-- Begin --

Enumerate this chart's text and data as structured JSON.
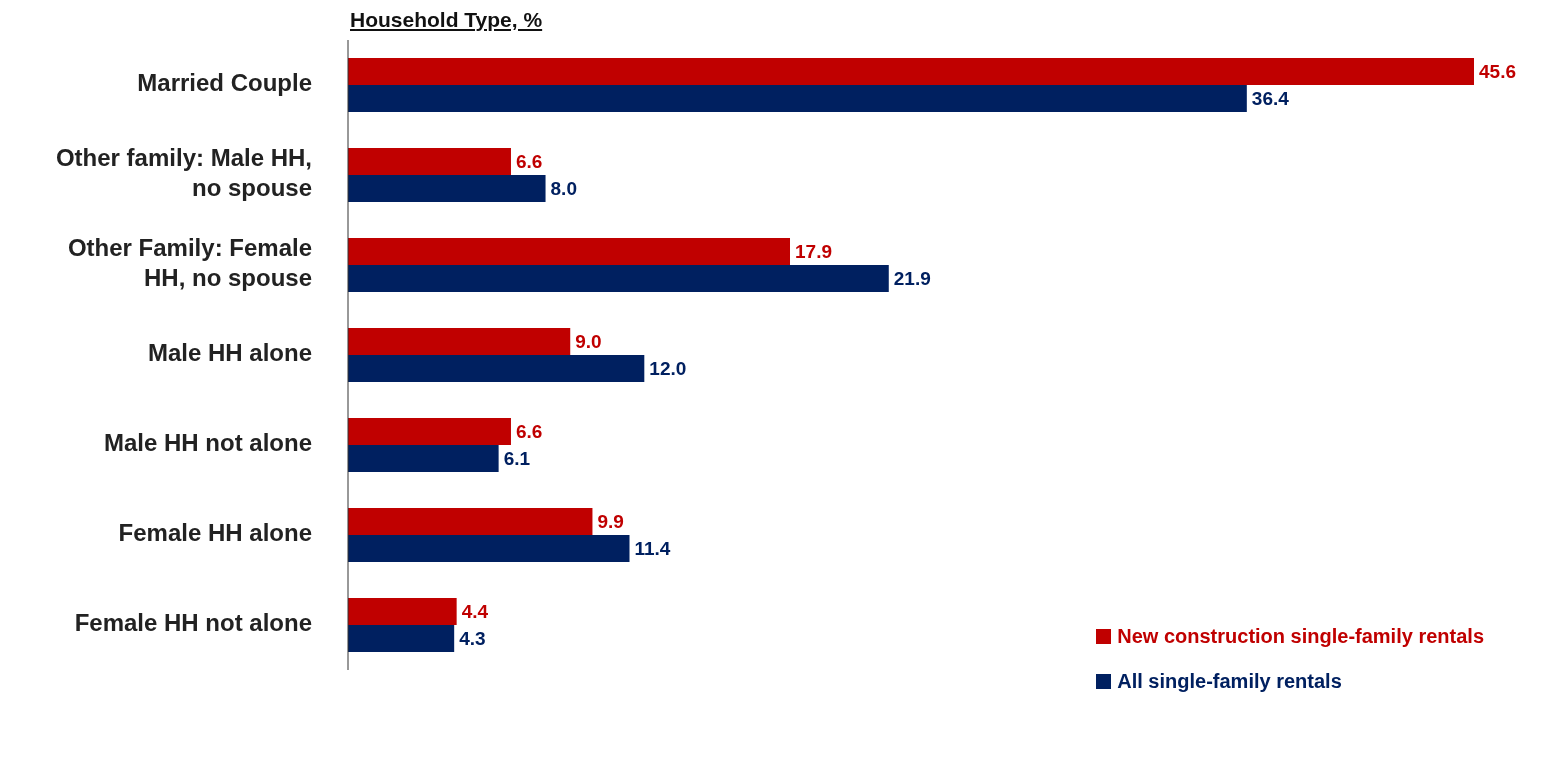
{
  "chart_data": {
    "type": "bar",
    "orientation": "horizontal",
    "title": "Household Type, %",
    "categories": [
      "Married Couple",
      "Other family: Male HH, no spouse",
      "Other Family: Female HH, no spouse",
      "Male HH alone",
      "Male HH not alone",
      "Female HH alone",
      "Female HH not alone"
    ],
    "series": [
      {
        "name": "New construction single-family rentals",
        "color": "#c00000",
        "values": [
          45.6,
          6.6,
          17.9,
          9.0,
          6.6,
          9.9,
          4.4
        ],
        "value_labels": [
          "45.6",
          "6.6",
          "17.9",
          "9.0",
          "6.6",
          "9.9",
          "4.4"
        ]
      },
      {
        "name": "All single-family rentals",
        "color": "#002060",
        "values": [
          36.4,
          8.0,
          21.9,
          12.0,
          6.1,
          11.4,
          4.3
        ],
        "value_labels": [
          "36.4",
          "8.0",
          "21.9",
          "12.0",
          "6.1",
          "11.4",
          "4.3"
        ]
      }
    ],
    "legend": "bottom right"
  }
}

-- End --

**The problem**: Restate the whole listing above exactly, please, omitting every image.

**Exercise response**:
Enumerate this chart's text and data as structured JSON.
{
  "chart_data": {
    "type": "bar",
    "orientation": "horizontal",
    "title": "Household Type, %",
    "categories": [
      "Married Couple",
      "Other family: Male HH, no spouse",
      "Other Family: Female HH, no spouse",
      "Male HH alone",
      "Male HH not alone",
      "Female HH alone",
      "Female HH not alone"
    ],
    "series": [
      {
        "name": "New construction single-family rentals",
        "color": "#c00000",
        "values": [
          45.6,
          6.6,
          17.9,
          9.0,
          6.6,
          9.9,
          4.4
        ],
        "value_labels": [
          "45.6",
          "6.6",
          "17.9",
          "9.0",
          "6.6",
          "9.9",
          "4.4"
        ]
      },
      {
        "name": "All single-family rentals",
        "color": "#002060",
        "values": [
          36.4,
          8.0,
          21.9,
          12.0,
          6.1,
          11.4,
          4.3
        ],
        "value_labels": [
          "36.4",
          "8.0",
          "21.9",
          "12.0",
          "6.1",
          "11.4",
          "4.3"
        ]
      }
    ],
    "legend": "bottom right"
  }
}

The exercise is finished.